# Required work
Each record below must be returned exactly as shown.

Stored data
+---+
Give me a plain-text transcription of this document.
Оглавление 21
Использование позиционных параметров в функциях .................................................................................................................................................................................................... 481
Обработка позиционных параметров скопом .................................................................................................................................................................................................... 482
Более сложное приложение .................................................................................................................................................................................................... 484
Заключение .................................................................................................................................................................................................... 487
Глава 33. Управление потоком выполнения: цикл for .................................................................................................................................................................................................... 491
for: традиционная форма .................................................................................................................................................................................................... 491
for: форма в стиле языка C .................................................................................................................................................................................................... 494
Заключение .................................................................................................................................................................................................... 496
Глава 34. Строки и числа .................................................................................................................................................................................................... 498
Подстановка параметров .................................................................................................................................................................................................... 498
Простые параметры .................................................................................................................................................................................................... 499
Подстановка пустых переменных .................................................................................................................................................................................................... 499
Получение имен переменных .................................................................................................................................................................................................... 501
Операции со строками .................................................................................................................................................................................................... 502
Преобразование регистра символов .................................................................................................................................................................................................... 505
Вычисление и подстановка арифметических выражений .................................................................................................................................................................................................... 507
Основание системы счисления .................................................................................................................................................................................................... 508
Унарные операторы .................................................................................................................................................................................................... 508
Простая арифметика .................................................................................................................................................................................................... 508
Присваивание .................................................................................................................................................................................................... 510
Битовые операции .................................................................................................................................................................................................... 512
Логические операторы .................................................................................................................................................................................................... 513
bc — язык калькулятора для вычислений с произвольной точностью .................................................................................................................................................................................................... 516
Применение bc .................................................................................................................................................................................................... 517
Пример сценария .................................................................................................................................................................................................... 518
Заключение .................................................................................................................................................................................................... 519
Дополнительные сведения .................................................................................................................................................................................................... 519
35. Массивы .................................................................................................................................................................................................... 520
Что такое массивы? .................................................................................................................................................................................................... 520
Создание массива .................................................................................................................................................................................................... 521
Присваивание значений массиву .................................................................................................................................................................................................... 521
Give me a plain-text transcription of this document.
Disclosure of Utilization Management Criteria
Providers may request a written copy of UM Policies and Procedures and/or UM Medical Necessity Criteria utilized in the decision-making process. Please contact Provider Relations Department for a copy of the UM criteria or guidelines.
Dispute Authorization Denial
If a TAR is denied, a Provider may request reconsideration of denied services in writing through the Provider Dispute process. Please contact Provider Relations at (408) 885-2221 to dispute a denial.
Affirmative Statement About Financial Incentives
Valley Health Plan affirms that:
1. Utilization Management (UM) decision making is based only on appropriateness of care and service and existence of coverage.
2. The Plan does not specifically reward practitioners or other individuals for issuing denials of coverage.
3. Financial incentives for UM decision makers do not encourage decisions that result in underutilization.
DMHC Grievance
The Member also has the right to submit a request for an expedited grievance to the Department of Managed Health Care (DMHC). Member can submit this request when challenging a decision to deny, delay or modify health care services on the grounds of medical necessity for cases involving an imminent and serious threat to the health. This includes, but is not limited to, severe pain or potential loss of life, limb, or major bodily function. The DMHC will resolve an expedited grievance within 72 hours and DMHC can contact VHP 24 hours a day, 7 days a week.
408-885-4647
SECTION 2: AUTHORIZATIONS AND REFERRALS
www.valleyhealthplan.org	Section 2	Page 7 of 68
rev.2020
+---+
# Exercise output
Give me a plain-text transcription of this document.
Оглавление 21
Использование позиционных параметров в функциях .................................................................................................................................................................................................... 481
Обработка позиционных параметров скопом .................................................................................................................................................................................................... 482
Более сложное приложение .................................................................................................................................................................................................... 484
Заключение .................................................................................................................................................................................................... 487
Глава 33. Управление потоком выполнения: цикл for .................................................................................................................................................................................................... 491
for: традиционная форма .................................................................................................................................................................................................... 491
for: форма в стиле языка C .................................................................................................................................................................................................... 494
Заключение .................................................................................................................................................................................................... 496
Глава 34. Строки и числа .................................................................................................................................................................................................... 498
Подстановка параметров .................................................................................................................................................................................................... 498
Простые параметры .................................................................................................................................................................................................... 499
Подстановка пустых переменных .................................................................................................................................................................................................... 499
Получение имен переменных .................................................................................................................................................................................................... 501
Операции со строками .................................................................................................................................................................................................... 502
Преобразование регистра символов .................................................................................................................................................................................................... 505
Вычисление и подстановка арифметических выражений .................................................................................................................................................................................................... 507
Основание системы счисления .................................................................................................................................................................................................... 508
Унарные операторы .................................................................................................................................................................................................... 508
Простая арифметика .................................................................................................................................................................................................... 508
Присваивание .................................................................................................................................................................................................... 510
Битовые операции .................................................................................................................................................................................................... 512
Логические операторы .................................................................................................................................................................................................... 513
bc — язык калькулятора для вычислений с произвольной точностью .................................................................................................................................................................................................... 516
Применение bc .................................................................................................................................................................................................... 517
Пример сценария .................................................................................................................................................................................................... 518
Заключение .................................................................................................................................................................................................... 519
Дополнительные сведения .................................................................................................................................................................................................... 519
35. Массивы .................................................................................................................................................................................................... 520
Что такое массивы? .................................................................................................................................................................................................... 520
Создание массива .................................................................................................................................................................................................... 521
Присваивание значений массиву .................................................................................................................................................................................................... 521
Give me a plain-text transcription of this document.
Disclosure of Utilization Management Criteria
Providers may request a written copy of UM Policies and Procedures and/or UM Medical Necessity Criteria utilized in the decision-making process. Please contact Provider Relations Department for a copy of the UM criteria or guidelines.
Dispute Authorization Denial
If a TAR is denied, a Provider may request reconsideration of denied services in writing through the Provider Dispute process. Please contact Provider Relations at (408) 885-2221 to dispute a denial.
Affirmative Statement About Financial Incentives
Valley Health Plan affirms that:
1. Utilization Management (UM) decision making is based only on appropriateness of care and service and existence of coverage.
2. The Plan does not specifically reward practitioners or other individuals for issuing denials of coverage.
3. Financial incentives for UM decision makers do not encourage decisions that result in underutilization.
DMHC Grievance
The Member also has the right to submit a request for an expedited grievance to the Department of Managed Health Care (DMHC). Member can submit this request when challenging a decision to deny, delay or modify health care services on the grounds of medical necessity for cases involving an imminent and serious threat to the health. This includes, but is not limited to, severe pain or potential loss of life, limb, or major bodily function. The DMHC will resolve an expedited grievance within 72 hours and DMHC can contact VHP 24 hours a day, 7 days a week.
408-885-4647
SECTION 2: AUTHORIZATIONS AND REFERRALS
www.valleyhealthplan.org	Section 2	Page 7 of 68
rev.2020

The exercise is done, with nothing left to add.